TASK DIRECTIONS: Show all lines from the listing below that contain "username".

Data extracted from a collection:
--- start ---
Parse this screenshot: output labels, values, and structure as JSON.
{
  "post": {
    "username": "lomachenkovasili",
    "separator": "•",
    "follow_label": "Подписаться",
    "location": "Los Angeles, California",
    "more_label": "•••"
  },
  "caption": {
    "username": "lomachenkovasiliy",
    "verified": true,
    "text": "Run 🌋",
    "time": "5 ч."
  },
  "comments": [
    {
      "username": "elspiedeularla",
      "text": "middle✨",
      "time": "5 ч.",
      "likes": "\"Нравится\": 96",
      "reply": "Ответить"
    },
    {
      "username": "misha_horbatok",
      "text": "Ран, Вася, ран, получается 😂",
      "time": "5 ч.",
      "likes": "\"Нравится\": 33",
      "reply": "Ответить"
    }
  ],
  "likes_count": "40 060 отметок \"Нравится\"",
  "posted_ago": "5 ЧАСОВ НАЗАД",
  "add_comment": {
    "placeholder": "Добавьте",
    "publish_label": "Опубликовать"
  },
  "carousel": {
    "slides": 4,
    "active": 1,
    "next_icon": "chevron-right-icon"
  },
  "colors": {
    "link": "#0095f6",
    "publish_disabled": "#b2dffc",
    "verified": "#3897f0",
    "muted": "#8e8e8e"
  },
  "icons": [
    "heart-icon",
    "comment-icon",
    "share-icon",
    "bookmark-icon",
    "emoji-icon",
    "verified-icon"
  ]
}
--- end ---
FINAL RESULT:
    "username": "lomachenkovasili",
    "username": "lomachenkovasiliy",
      "username": "elspiedeularla",
      "username": "misha_horbatok",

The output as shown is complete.